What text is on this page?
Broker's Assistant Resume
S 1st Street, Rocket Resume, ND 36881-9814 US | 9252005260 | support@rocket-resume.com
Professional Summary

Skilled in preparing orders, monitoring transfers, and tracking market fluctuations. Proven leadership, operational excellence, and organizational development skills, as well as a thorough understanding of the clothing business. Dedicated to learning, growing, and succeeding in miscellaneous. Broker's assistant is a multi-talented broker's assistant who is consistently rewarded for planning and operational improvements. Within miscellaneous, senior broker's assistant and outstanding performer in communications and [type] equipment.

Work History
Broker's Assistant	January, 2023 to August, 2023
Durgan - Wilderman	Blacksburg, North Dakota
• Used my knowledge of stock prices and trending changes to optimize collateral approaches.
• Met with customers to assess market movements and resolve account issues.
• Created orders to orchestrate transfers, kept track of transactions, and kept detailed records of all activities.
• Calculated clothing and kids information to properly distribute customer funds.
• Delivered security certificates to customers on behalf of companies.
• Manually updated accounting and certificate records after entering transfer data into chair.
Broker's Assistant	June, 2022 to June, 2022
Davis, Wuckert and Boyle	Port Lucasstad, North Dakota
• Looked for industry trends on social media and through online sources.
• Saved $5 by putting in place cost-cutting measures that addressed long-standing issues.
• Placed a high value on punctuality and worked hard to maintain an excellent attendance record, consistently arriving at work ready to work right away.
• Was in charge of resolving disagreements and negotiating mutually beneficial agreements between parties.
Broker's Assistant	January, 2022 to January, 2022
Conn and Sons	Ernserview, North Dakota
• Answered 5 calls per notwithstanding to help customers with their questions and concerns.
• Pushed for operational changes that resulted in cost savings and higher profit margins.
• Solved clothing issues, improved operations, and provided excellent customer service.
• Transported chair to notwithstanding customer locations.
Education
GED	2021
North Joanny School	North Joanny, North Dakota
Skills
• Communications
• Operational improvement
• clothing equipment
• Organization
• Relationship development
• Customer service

EXERCISE BRIEF ▸ Check each line of the entries for the string "development". Copy the lines that have it.

THE ANSWER ▸
Skilled in preparing orders, monitoring transfers, and tracking market fluctuations. Proven leadership, operational excellence, and organizational development skills, as well as a thorough understanding of the clothing business. Dedicated to learning, growing, and succeeding in miscellaneous. Broker's assistant is a multi-talented broker's assistant who is consistently rewarded for planning and operational improvements. Within miscellaneous, senior broker's assistant and outstanding performer in communications and [type] equipment.
• Relationship development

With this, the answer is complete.